**YOUR GOAL**. Omit any picture, and return the remaining data exactly as written.

Data records

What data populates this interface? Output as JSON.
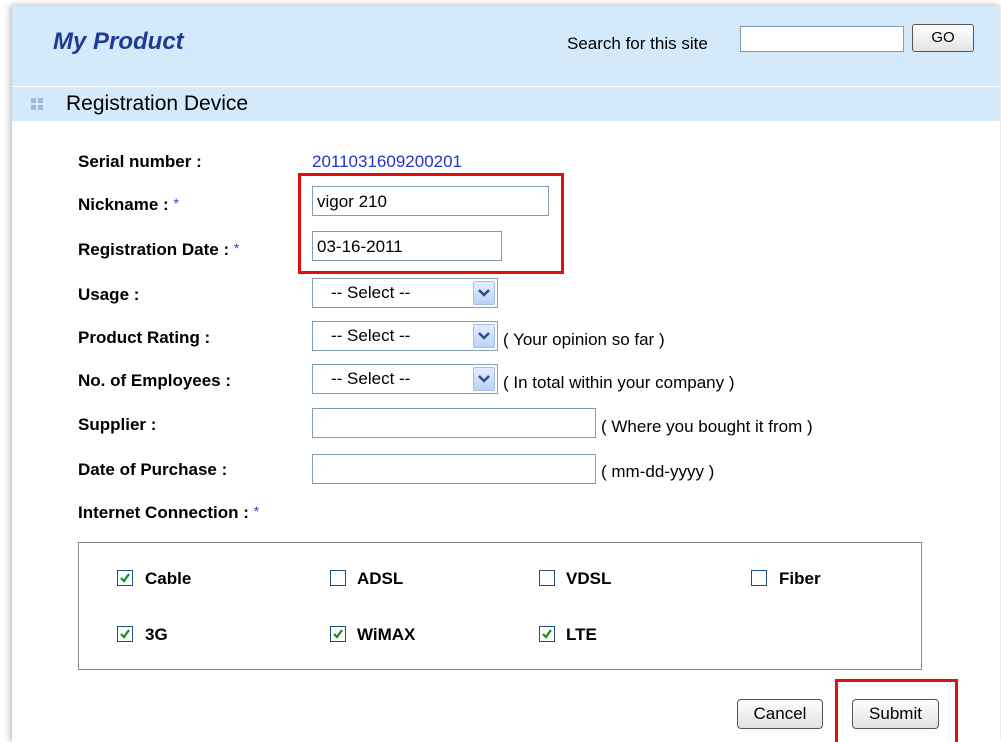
{
  "header": {
    "title": "My Product",
    "search_label": "Search for this site",
    "search_value": "",
    "go_label": "GO"
  },
  "section": {
    "title": "Registration Device"
  },
  "form": {
    "serial": {
      "label": "Serial number :",
      "value": "2011031609200201"
    },
    "nickname": {
      "label": "Nickname :",
      "value": "vigor 210",
      "required": "*"
    },
    "registration_date": {
      "label": "Registration Date :",
      "value": "03-16-2011",
      "required": "*"
    },
    "usage": {
      "label": "Usage :",
      "selected": "-- Select --"
    },
    "product_rating": {
      "label": "Product Rating :",
      "selected": "-- Select --",
      "hint": "( Your opinion so far )"
    },
    "employees": {
      "label": "No. of Employees :",
      "selected": "-- Select --",
      "hint": "( In total within your company )"
    },
    "supplier": {
      "label": "Supplier :",
      "value": "",
      "hint": "( Where you bought it from )"
    },
    "purchase_date": {
      "label": "Date of Purchase :",
      "value": "",
      "hint": "( mm-dd-yyyy )"
    },
    "internet_connection": {
      "label": "Internet Connection :",
      "required": "*",
      "options": [
        {
          "label": "Cable",
          "checked": true
        },
        {
          "label": "ADSL",
          "checked": false
        },
        {
          "label": "VDSL",
          "checked": false
        },
        {
          "label": "Fiber",
          "checked": false
        },
        {
          "label": "3G",
          "checked": true
        },
        {
          "label": "WiMAX",
          "checked": true
        },
        {
          "label": "LTE",
          "checked": true
        }
      ]
    }
  },
  "buttons": {
    "cancel": "Cancel",
    "submit": "Submit"
  },
  "colors": {
    "header_bg": "#d4eafb",
    "brand": "#1f3c93",
    "link": "#2233cc",
    "highlight": "#e01010"
  }
}
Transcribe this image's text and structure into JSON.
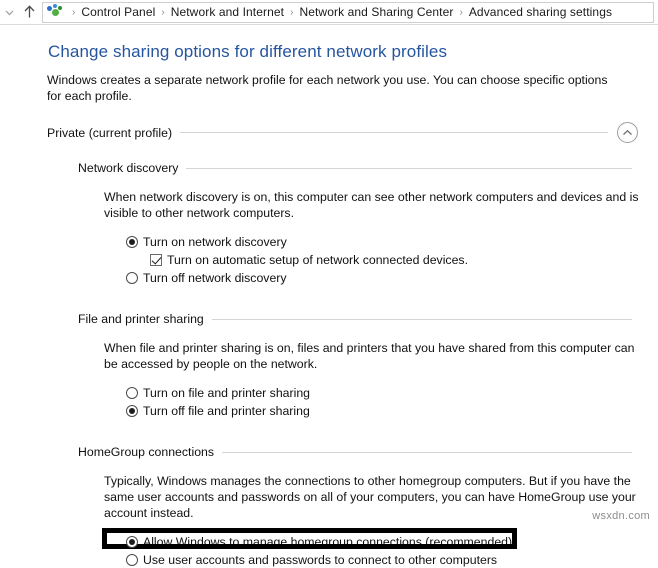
{
  "breadcrumb": {
    "back_chevron_icon": "chevron-down-icon",
    "up_icon": "up-arrow-icon",
    "location_icon": "network-sharing-icon",
    "separator": "›",
    "items": [
      {
        "label": "Control Panel"
      },
      {
        "label": "Network and Internet"
      },
      {
        "label": "Network and Sharing Center"
      },
      {
        "label": "Advanced sharing settings"
      }
    ]
  },
  "page": {
    "title": "Change sharing options for different network profiles",
    "description": "Windows creates a separate network profile for each network you use. You can choose specific options for each profile.",
    "title_color": "#26559f"
  },
  "profile": {
    "label": "Private (current profile)",
    "collapse_icon": "chevron-up-icon",
    "expanded": true
  },
  "sections": [
    {
      "heading": "Network discovery",
      "description": "When network discovery is on, this computer can see other network computers and devices and is visible to other network computers.",
      "options": [
        {
          "type": "radio",
          "label": "Turn on network discovery",
          "selected": true,
          "indent": false
        },
        {
          "type": "checkbox",
          "label": "Turn on automatic setup of network connected devices.",
          "selected": true,
          "indent": true
        },
        {
          "type": "radio",
          "label": "Turn off network discovery",
          "selected": false,
          "indent": false
        }
      ]
    },
    {
      "heading": "File and printer sharing",
      "description": "When file and printer sharing is on, files and printers that you have shared from this computer can be accessed by people on the network.",
      "options": [
        {
          "type": "radio",
          "label": "Turn on file and printer sharing",
          "selected": false,
          "indent": false
        },
        {
          "type": "radio",
          "label": "Turn off file and printer sharing",
          "selected": true,
          "indent": false
        }
      ]
    },
    {
      "heading": "HomeGroup connections",
      "description": "Typically, Windows manages the connections to other homegroup computers. But if you have the same user accounts and passwords on all of your computers, you can have HomeGroup use your account instead.",
      "options": [
        {
          "type": "radio",
          "label": "Allow Windows to manage homegroup connections (recommended)",
          "selected": true,
          "indent": false,
          "highlighted": true
        },
        {
          "type": "radio",
          "label": "Use user accounts and passwords to connect to other computers",
          "selected": false,
          "indent": false
        }
      ]
    }
  ],
  "watermark": {
    "text": "wsxdn.com"
  }
}
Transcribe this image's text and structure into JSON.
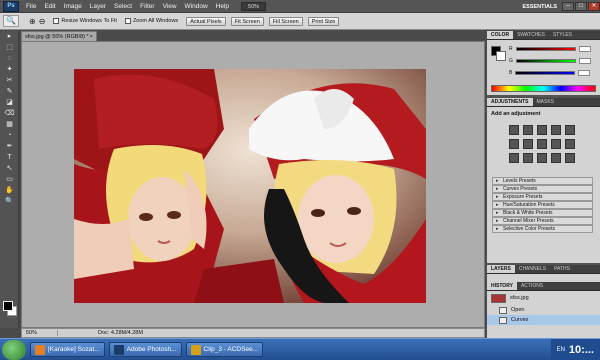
{
  "app": {
    "logo": "Ps",
    "menus": [
      "File",
      "Edit",
      "Image",
      "Layer",
      "Select",
      "Filter",
      "View",
      "Window",
      "Help"
    ],
    "zoom_menu_value": "50%",
    "workspace": "ESSENTIALS",
    "window_controls": [
      "–",
      "□",
      "✕"
    ]
  },
  "options_bar": {
    "zoom_in": "⊕",
    "zoom_out": "⊖",
    "resize_windows": "Resize Windows To Fit",
    "zoom_all": "Zoom All Windows",
    "buttons": [
      "Actual Pixels",
      "Fit Screen",
      "Fill Screen",
      "Print Size"
    ]
  },
  "document": {
    "tab_title": "sfss.jpg @ 50% (RGB/8) *",
    "tab_close": "×",
    "zoom": "50%",
    "doc_info": "Doc: 4.28M/4.28M"
  },
  "panels": {
    "color_tabs": [
      "COLOR",
      "SWATCHES",
      "STYLES"
    ],
    "color_channels": [
      "R",
      "G",
      "B"
    ],
    "adjustments_tabs": [
      "ADJUSTMENTS",
      "MASKS"
    ],
    "adjustments_title": "Add an adjustment",
    "presets": [
      "Levels Presets",
      "Curves Presets",
      "Exposure Presets",
      "Hue/Saturation Presets",
      "Black & White Presets",
      "Channel Mixer Presets",
      "Selective Color Presets"
    ],
    "layers_tabs": [
      "LAYERS",
      "CHANNELS",
      "PATHS"
    ],
    "history_tabs": [
      "HISTORY",
      "ACTIONS"
    ],
    "history": [
      {
        "label": "sfss.jpg",
        "type": "snapshot"
      },
      {
        "label": "Open",
        "type": "step"
      },
      {
        "label": "Curves",
        "type": "step"
      }
    ]
  },
  "tools": [
    "▸",
    "⬚",
    "◌",
    "✦",
    "✂",
    "✎",
    "◪",
    "⌫",
    "▦",
    "◔",
    "✒",
    "T",
    "↖",
    "▭",
    "✋",
    "🔍"
  ],
  "taskbar": {
    "tasks": [
      {
        "label": "[Karaoke] Sozat...",
        "icon_color": "#e67e22"
      },
      {
        "label": "Adobe Photosh...",
        "icon_color": "#1b3c66"
      },
      {
        "label": "Clip_3 - ACDSee...",
        "icon_color": "#d4a017"
      }
    ],
    "tray_lang": "EN",
    "clock": "10:..."
  }
}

**RESPONSE**.
What data populates this interface? Output as JSON.
{
  "header": {
    "title": "My Product",
    "search_label": "Search for this site",
    "search_value": "",
    "go_label": "GO"
  },
  "section": {
    "title": "Registration Device"
  },
  "form": {
    "serial": {
      "label": "Serial number :",
      "value": "2011031609200201"
    },
    "nickname": {
      "label": "Nickname :",
      "value": "vigor 210",
      "required": "*"
    },
    "registration_date": {
      "label": "Registration Date :",
      "value": "03-16-2011",
      "required": "*"
    },
    "usage": {
      "label": "Usage :",
      "selected": "-- Select --"
    },
    "product_rating": {
      "label": "Product Rating :",
      "selected": "-- Select --",
      "hint": "( Your opinion so far )"
    },
    "employees": {
      "label": "No. of Employees :",
      "selected": "-- Select --",
      "hint": "( In total within your company )"
    },
    "supplier": {
      "label": "Supplier :",
      "value": "",
      "hint": "( Where you bought it from )"
    },
    "purchase_date": {
      "label": "Date of Purchase :",
      "value": "",
      "hint": "( mm-dd-yyyy )"
    },
    "internet_connection": {
      "label": "Internet Connection :",
      "required": "*",
      "options": [
        {
          "label": "Cable",
          "checked": true
        },
        {
          "label": "ADSL",
          "checked": false
        },
        {
          "label": "VDSL",
          "checked": false
        },
        {
          "label": "Fiber",
          "checked": false
        },
        {
          "label": "3G",
          "checked": true
        },
        {
          "label": "WiMAX",
          "checked": true
        },
        {
          "label": "LTE",
          "checked": true
        }
      ]
    }
  },
  "buttons": {
    "cancel": "Cancel",
    "submit": "Submit"
  },
  "colors": {
    "header_bg": "#d4eafb",
    "brand": "#1f3c93",
    "link": "#2233cc",
    "highlight": "#e01010"
  }
}
Transcribe this image's text and structure into JSON.
{
  "breadcrumb": {
    "back_chevron_icon": "chevron-down-icon",
    "up_icon": "up-arrow-icon",
    "location_icon": "network-sharing-icon",
    "separator": "›",
    "items": [
      {
        "label": "Control Panel"
      },
      {
        "label": "Network and Internet"
      },
      {
        "label": "Network and Sharing Center"
      },
      {
        "label": "Advanced sharing settings"
      }
    ]
  },
  "page": {
    "title": "Change sharing options for different network profiles",
    "description": "Windows creates a separate network profile for each network you use. You can choose specific options for each profile.",
    "title_color": "#26559f"
  },
  "profile": {
    "label": "Private (current profile)",
    "collapse_icon": "chevron-up-icon",
    "expanded": true
  },
  "sections": [
    {
      "heading": "Network discovery",
      "description": "When network discovery is on, this computer can see other network computers and devices and is visible to other network computers.",
      "options": [
        {
          "type": "radio",
          "label": "Turn on network discovery",
          "selected": true,
          "indent": false
        },
        {
          "type": "checkbox",
          "label": "Turn on automatic setup of network connected devices.",
          "selected": true,
          "indent": true
        },
        {
          "type": "radio",
          "label": "Turn off network discovery",
          "selected": false,
          "indent": false
        }
      ]
    },
    {
      "heading": "File and printer sharing",
      "description": "When file and printer sharing is on, files and printers that you have shared from this computer can be accessed by people on the network.",
      "options": [
        {
          "type": "radio",
          "label": "Turn on file and printer sharing",
          "selected": false,
          "indent": false
        },
        {
          "type": "radio",
          "label": "Turn off file and printer sharing",
          "selected": true,
          "indent": false
        }
      ]
    },
    {
      "heading": "HomeGroup connections",
      "description": "Typically, Windows manages the connections to other homegroup computers. But if you have the same user accounts and passwords on all of your computers, you can have HomeGroup use your account instead.",
      "options": [
        {
          "type": "radio",
          "label": "Allow Windows to manage homegroup connections (recommended)",
          "selected": true,
          "indent": false,
          "highlighted": true
        },
        {
          "type": "radio",
          "label": "Use user accounts and passwords to connect to other computers",
          "selected": false,
          "indent": false
        }
      ]
    }
  ],
  "watermark": {
    "text": "wsxdn.com"
  }
}
Transcribe this image's text and structure into JSON.
{
  "app": {
    "logo": "Ps",
    "menus": [
      "File",
      "Edit",
      "Image",
      "Layer",
      "Select",
      "Filter",
      "View",
      "Window",
      "Help"
    ],
    "zoom_menu_value": "50%",
    "workspace": "ESSENTIALS",
    "window_controls": [
      "–",
      "□",
      "✕"
    ]
  },
  "options_bar": {
    "zoom_in": "⊕",
    "zoom_out": "⊖",
    "resize_windows": "Resize Windows To Fit",
    "zoom_all": "Zoom All Windows",
    "buttons": [
      "Actual Pixels",
      "Fit Screen",
      "Fill Screen",
      "Print Size"
    ]
  },
  "document": {
    "tab_title": "sfss.jpg @ 50% (RGB/8) *",
    "tab_close": "×",
    "zoom": "50%",
    "doc_info": "Doc: 4.28M/4.28M"
  },
  "panels": {
    "color_tabs": [
      "COLOR",
      "SWATCHES",
      "STYLES"
    ],
    "color_channels": [
      "R",
      "G",
      "B"
    ],
    "adjustments_tabs": [
      "ADJUSTMENTS",
      "MASKS"
    ],
    "adjustments_title": "Add an adjustment",
    "presets": [
      "Levels Presets",
      "Curves Presets",
      "Exposure Presets",
      "Hue/Saturation Presets",
      "Black & White Presets",
      "Channel Mixer Presets",
      "Selective Color Presets"
    ],
    "layers_tabs": [
      "LAYERS",
      "CHANNELS",
      "PATHS"
    ],
    "history_tabs": [
      "HISTORY",
      "ACTIONS"
    ],
    "history": [
      {
        "label": "sfss.jpg",
        "type": "snapshot"
      },
      {
        "label": "Open",
        "type": "step"
      },
      {
        "label": "Curves",
        "type": "step"
      }
    ]
  },
  "tools": [
    "▸",
    "⬚",
    "◌",
    "✦",
    "✂",
    "✎",
    "◪",
    "⌫",
    "▦",
    "◔",
    "✒",
    "T",
    "↖",
    "▭",
    "✋",
    "🔍"
  ],
  "taskbar": {
    "tasks": [
      {
        "label": "[Karaoke] Sozat...",
        "icon_color": "#e67e22"
      },
      {
        "label": "Adobe Photosh...",
        "icon_color": "#1b3c66"
      },
      {
        "label": "Clip_3 - ACDSee...",
        "icon_color": "#d4a017"
      }
    ],
    "tray_lang": "EN",
    "clock": "10:..."
  }
}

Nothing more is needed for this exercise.